▸ **Figure contents as structured data**
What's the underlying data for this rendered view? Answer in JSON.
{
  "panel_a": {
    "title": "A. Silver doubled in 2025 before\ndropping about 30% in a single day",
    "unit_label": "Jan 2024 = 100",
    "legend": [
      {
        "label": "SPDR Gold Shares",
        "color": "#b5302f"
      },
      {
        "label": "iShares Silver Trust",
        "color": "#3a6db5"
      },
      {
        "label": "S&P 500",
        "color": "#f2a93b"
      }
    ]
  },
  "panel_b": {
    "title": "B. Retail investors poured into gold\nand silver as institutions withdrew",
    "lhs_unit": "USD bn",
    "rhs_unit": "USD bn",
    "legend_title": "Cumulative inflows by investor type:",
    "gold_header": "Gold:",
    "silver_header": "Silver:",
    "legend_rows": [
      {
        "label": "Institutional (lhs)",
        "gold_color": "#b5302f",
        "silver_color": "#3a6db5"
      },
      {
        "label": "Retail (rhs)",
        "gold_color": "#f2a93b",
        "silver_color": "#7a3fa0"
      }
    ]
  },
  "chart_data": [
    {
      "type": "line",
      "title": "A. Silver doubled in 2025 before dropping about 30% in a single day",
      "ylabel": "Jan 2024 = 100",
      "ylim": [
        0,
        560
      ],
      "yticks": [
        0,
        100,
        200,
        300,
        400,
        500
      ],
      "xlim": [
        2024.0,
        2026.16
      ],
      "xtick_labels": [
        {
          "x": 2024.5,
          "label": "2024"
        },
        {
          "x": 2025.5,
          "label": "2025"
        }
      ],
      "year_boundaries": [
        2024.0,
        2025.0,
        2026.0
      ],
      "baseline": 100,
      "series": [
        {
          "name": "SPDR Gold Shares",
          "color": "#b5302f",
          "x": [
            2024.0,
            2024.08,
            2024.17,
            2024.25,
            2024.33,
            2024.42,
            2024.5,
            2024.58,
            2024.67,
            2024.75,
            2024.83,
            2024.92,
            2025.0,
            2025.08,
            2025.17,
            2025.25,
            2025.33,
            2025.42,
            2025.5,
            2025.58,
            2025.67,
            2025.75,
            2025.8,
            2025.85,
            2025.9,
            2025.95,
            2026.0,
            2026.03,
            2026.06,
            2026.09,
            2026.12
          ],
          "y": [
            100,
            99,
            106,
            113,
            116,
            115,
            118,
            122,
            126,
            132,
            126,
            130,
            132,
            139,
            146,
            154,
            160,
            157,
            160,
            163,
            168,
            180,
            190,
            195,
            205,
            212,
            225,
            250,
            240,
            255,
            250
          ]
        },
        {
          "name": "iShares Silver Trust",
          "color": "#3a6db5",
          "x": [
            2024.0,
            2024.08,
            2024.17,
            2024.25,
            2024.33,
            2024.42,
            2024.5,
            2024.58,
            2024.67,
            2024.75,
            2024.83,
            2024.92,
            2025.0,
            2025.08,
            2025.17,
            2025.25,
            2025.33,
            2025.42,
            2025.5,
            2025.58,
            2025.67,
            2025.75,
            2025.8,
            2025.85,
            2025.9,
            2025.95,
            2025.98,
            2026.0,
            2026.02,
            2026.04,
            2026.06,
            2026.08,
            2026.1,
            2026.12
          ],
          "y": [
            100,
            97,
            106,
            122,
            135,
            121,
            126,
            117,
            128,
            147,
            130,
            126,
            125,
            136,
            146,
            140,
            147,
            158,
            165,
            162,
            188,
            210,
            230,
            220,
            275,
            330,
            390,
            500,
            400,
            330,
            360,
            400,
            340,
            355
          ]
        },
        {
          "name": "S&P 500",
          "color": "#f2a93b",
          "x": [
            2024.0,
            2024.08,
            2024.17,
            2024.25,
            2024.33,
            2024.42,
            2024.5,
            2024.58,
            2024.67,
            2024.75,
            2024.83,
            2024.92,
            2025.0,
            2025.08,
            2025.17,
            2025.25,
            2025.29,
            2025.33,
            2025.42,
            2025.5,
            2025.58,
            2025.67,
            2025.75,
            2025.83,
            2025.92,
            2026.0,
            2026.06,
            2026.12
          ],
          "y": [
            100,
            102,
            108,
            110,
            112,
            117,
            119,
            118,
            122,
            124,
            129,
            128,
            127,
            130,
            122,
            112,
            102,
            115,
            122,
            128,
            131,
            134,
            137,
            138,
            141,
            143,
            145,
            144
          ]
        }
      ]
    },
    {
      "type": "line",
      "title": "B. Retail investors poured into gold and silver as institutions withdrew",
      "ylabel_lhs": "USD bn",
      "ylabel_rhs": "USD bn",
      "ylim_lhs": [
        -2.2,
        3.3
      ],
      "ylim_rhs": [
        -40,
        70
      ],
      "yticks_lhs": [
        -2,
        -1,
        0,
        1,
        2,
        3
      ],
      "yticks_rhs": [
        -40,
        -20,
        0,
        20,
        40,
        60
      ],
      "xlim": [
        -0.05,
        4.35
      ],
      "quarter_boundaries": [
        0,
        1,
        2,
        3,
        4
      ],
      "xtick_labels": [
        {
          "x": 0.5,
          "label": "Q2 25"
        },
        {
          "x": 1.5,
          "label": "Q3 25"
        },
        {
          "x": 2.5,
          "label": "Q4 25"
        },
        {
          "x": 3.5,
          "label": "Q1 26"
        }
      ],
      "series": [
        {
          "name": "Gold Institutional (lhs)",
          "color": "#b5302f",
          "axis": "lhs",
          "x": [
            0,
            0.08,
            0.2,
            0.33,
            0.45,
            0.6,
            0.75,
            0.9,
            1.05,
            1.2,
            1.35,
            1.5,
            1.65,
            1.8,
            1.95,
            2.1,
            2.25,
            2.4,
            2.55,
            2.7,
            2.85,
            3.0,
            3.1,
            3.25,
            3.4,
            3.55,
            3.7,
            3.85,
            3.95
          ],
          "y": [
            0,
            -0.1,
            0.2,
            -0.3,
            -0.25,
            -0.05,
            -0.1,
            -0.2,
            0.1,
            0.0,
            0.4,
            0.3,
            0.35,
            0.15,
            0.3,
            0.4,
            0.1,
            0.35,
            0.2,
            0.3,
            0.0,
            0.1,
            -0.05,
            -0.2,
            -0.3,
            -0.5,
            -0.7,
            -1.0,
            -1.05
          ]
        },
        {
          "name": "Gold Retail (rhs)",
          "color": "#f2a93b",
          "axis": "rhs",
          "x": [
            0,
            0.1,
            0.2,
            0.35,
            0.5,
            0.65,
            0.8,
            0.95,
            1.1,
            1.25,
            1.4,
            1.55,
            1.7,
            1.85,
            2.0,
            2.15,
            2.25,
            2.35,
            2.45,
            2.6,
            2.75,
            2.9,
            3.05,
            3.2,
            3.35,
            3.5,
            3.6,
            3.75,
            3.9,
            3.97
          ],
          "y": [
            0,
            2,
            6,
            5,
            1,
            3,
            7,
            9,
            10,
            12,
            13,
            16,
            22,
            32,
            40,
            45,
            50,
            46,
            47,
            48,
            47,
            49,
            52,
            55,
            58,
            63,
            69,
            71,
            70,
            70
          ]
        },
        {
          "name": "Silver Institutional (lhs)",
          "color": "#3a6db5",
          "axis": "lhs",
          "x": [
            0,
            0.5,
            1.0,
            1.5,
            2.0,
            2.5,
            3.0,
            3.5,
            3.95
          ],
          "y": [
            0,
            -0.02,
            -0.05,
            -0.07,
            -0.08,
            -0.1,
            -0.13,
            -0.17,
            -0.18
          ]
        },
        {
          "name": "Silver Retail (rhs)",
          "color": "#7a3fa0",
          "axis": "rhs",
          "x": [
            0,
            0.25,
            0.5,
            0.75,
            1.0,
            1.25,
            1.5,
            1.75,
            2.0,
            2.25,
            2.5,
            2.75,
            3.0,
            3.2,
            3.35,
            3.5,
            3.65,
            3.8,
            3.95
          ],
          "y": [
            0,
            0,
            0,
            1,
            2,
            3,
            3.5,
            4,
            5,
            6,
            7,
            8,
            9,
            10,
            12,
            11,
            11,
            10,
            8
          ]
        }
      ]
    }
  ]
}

▸ **TASK REQUIREMENTS**
Find every line in the records that contains the word "Trust"; copy those lines.

▸ **WRITTEN ANSWER**
        "label": "iShares Silver Trust",
          "name": "iShares Silver Trust",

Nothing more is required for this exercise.